Will you give the material below again, every line exactly as it is?

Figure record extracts
____
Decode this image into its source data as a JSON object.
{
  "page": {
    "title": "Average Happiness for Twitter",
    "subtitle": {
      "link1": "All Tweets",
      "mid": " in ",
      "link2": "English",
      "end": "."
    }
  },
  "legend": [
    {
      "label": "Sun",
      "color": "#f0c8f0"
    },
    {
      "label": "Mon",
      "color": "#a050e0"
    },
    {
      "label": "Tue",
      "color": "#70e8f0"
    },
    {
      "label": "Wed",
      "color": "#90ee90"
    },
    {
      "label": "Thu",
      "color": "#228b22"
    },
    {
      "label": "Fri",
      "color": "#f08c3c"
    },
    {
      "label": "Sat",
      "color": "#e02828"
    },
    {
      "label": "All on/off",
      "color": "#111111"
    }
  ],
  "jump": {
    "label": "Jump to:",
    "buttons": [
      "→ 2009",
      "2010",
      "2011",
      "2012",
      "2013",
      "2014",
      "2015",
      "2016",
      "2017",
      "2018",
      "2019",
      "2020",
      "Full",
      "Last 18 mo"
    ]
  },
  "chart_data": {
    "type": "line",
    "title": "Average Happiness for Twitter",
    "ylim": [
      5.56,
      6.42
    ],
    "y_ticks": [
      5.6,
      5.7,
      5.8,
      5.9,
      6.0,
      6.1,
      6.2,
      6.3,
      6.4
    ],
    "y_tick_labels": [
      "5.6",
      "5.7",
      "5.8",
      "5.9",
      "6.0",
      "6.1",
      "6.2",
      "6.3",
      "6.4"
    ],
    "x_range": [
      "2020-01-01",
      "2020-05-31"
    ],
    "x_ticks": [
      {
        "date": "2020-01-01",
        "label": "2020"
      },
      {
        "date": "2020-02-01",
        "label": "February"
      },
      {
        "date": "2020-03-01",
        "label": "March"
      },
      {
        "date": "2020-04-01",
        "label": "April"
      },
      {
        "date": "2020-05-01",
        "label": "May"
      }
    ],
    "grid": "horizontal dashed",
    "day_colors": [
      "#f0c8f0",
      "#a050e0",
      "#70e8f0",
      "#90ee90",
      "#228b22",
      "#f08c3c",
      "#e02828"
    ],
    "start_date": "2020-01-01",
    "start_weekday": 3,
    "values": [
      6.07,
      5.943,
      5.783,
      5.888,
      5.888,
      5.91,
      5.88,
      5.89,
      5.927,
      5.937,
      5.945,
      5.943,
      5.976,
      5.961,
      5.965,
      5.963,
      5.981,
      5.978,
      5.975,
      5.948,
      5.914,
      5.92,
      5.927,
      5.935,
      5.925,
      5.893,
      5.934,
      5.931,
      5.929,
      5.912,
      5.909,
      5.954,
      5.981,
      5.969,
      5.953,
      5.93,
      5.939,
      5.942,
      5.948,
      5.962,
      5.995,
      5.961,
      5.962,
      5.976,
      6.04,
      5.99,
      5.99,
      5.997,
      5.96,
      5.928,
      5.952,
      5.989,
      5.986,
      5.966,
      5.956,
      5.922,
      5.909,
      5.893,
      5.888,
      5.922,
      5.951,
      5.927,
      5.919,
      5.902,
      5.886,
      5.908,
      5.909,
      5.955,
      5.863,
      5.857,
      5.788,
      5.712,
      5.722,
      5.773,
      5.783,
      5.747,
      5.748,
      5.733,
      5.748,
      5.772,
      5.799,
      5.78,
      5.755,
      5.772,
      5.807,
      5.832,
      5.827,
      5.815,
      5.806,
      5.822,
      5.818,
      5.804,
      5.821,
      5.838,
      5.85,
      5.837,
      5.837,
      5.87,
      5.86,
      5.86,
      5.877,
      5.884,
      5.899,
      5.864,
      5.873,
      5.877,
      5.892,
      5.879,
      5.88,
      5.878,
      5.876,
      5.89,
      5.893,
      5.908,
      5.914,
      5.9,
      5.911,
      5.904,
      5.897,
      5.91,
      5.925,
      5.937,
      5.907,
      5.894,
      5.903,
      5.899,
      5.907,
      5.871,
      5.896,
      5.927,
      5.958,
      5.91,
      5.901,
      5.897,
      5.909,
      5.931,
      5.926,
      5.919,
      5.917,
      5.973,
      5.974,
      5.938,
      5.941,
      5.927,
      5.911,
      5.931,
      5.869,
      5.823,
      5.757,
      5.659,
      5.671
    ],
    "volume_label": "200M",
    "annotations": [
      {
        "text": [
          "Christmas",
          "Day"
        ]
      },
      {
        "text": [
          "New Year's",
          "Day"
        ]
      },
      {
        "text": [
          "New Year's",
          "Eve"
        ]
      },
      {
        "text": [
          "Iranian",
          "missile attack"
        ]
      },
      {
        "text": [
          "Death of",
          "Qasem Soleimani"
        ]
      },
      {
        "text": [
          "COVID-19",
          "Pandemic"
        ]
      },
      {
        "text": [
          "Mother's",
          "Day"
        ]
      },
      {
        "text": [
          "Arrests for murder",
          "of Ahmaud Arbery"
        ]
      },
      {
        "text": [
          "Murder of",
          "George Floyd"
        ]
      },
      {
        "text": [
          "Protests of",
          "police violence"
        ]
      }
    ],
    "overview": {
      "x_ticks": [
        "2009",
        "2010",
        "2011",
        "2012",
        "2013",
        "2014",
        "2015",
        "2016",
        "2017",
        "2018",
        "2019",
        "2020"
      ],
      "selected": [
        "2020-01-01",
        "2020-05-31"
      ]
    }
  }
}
____
SOLUTION FOR THIS EXERCISE
Decode this image into its source data as a JSON object.
{
  "page": {
    "title": "Average Happiness for Twitter",
    "subtitle": {
      "link1": "All Tweets",
      "mid": " in ",
      "link2": "English",
      "end": "."
    }
  },
  "legend": [
    {
      "label": "Sun",
      "color": "#f0c8f0"
    },
    {
      "label": "Mon",
      "color": "#a050e0"
    },
    {
      "label": "Tue",
      "color": "#70e8f0"
    },
    {
      "label": "Wed",
      "color": "#90ee90"
    },
    {
      "label": "Thu",
      "color": "#228b22"
    },
    {
      "label": "Fri",
      "color": "#f08c3c"
    },
    {
      "label": "Sat",
      "color": "#e02828"
    },
    {
      "label": "All on/off",
      "color": "#111111"
    }
  ],
  "jump": {
    "label": "Jump to:",
    "buttons": [
      "→ 2009",
      "2010",
      "2011",
      "2012",
      "2013",
      "2014",
      "2015",
      "2016",
      "2017",
      "2018",
      "2019",
      "2020",
      "Full",
      "Last 18 mo"
    ]
  },
  "chart_data": {
    "type": "line",
    "title": "Average Happiness for Twitter",
    "ylim": [
      5.56,
      6.42
    ],
    "y_ticks": [
      5.6,
      5.7,
      5.8,
      5.9,
      6.0,
      6.1,
      6.2,
      6.3,
      6.4
    ],
    "y_tick_labels": [
      "5.6",
      "5.7",
      "5.8",
      "5.9",
      "6.0",
      "6.1",
      "6.2",
      "6.3",
      "6.4"
    ],
    "x_range": [
      "2020-01-01",
      "2020-05-31"
    ],
    "x_ticks": [
      {
        "date": "2020-01-01",
        "label": "2020"
      },
      {
        "date": "2020-02-01",
        "label": "February"
      },
      {
        "date": "2020-03-01",
        "label": "March"
      },
      {
        "date": "2020-04-01",
        "label": "April"
      },
      {
        "date": "2020-05-01",
        "label": "May"
      }
    ],
    "grid": "horizontal dashed",
    "day_colors": [
      "#f0c8f0",
      "#a050e0",
      "#70e8f0",
      "#90ee90",
      "#228b22",
      "#f08c3c",
      "#e02828"
    ],
    "start_date": "2020-01-01",
    "start_weekday": 3,
    "values": [
      6.07,
      5.943,
      5.783,
      5.888,
      5.888,
      5.91,
      5.88,
      5.89,
      5.927,
      5.937,
      5.945,
      5.943,
      5.976,
      5.961,
      5.965,
      5.963,
      5.981,
      5.978,
      5.975,
      5.948,
      5.914,
      5.92,
      5.927,
      5.935,
      5.925,
      5.893,
      5.934,
      5.931,
      5.929,
      5.912,
      5.909,
      5.954,
      5.981,
      5.969,
      5.953,
      5.93,
      5.939,
      5.942,
      5.948,
      5.962,
      5.995,
      5.961,
      5.962,
      5.976,
      6.04,
      5.99,
      5.99,
      5.997,
      5.96,
      5.928,
      5.952,
      5.989,
      5.986,
      5.966,
      5.956,
      5.922,
      5.909,
      5.893,
      5.888,
      5.922,
      5.951,
      5.927,
      5.919,
      5.902,
      5.886,
      5.908,
      5.909,
      5.955,
      5.863,
      5.857,
      5.788,
      5.712,
      5.722,
      5.773,
      5.783,
      5.747,
      5.748,
      5.733,
      5.748,
      5.772,
      5.799,
      5.78,
      5.755,
      5.772,
      5.807,
      5.832,
      5.827,
      5.815,
      5.806,
      5.822,
      5.818,
      5.804,
      5.821,
      5.838,
      5.85,
      5.837,
      5.837,
      5.87,
      5.86,
      5.86,
      5.877,
      5.884,
      5.899,
      5.864,
      5.873,
      5.877,
      5.892,
      5.879,
      5.88,
      5.878,
      5.876,
      5.89,
      5.893,
      5.908,
      5.914,
      5.9,
      5.911,
      5.904,
      5.897,
      5.91,
      5.925,
      5.937,
      5.907,
      5.894,
      5.903,
      5.899,
      5.907,
      5.871,
      5.896,
      5.927,
      5.958,
      5.91,
      5.901,
      5.897,
      5.909,
      5.931,
      5.926,
      5.919,
      5.917,
      5.973,
      5.974,
      5.938,
      5.941,
      5.927,
      5.911,
      5.931,
      5.869,
      5.823,
      5.757,
      5.659,
      5.671
    ],
    "volume_label": "200M",
    "annotations": [
      {
        "text": [
          "Christmas",
          "Day"
        ]
      },
      {
        "text": [
          "New Year's",
          "Day"
        ]
      },
      {
        "text": [
          "New Year's",
          "Eve"
        ]
      },
      {
        "text": [
          "Iranian",
          "missile attack"
        ]
      },
      {
        "text": [
          "Death of",
          "Qasem Soleimani"
        ]
      },
      {
        "text": [
          "COVID-19",
          "Pandemic"
        ]
      },
      {
        "text": [
          "Mother's",
          "Day"
        ]
      },
      {
        "text": [
          "Arrests for murder",
          "of Ahmaud Arbery"
        ]
      },
      {
        "text": [
          "Murder of",
          "George Floyd"
        ]
      },
      {
        "text": [
          "Protests of",
          "police violence"
        ]
      }
    ],
    "overview": {
      "x_ticks": [
        "2009",
        "2010",
        "2011",
        "2012",
        "2013",
        "2014",
        "2015",
        "2016",
        "2017",
        "2018",
        "2019",
        "2020"
      ],
      "selected": [
        "2020-01-01",
        "2020-05-31"
      ]
    }
  }
}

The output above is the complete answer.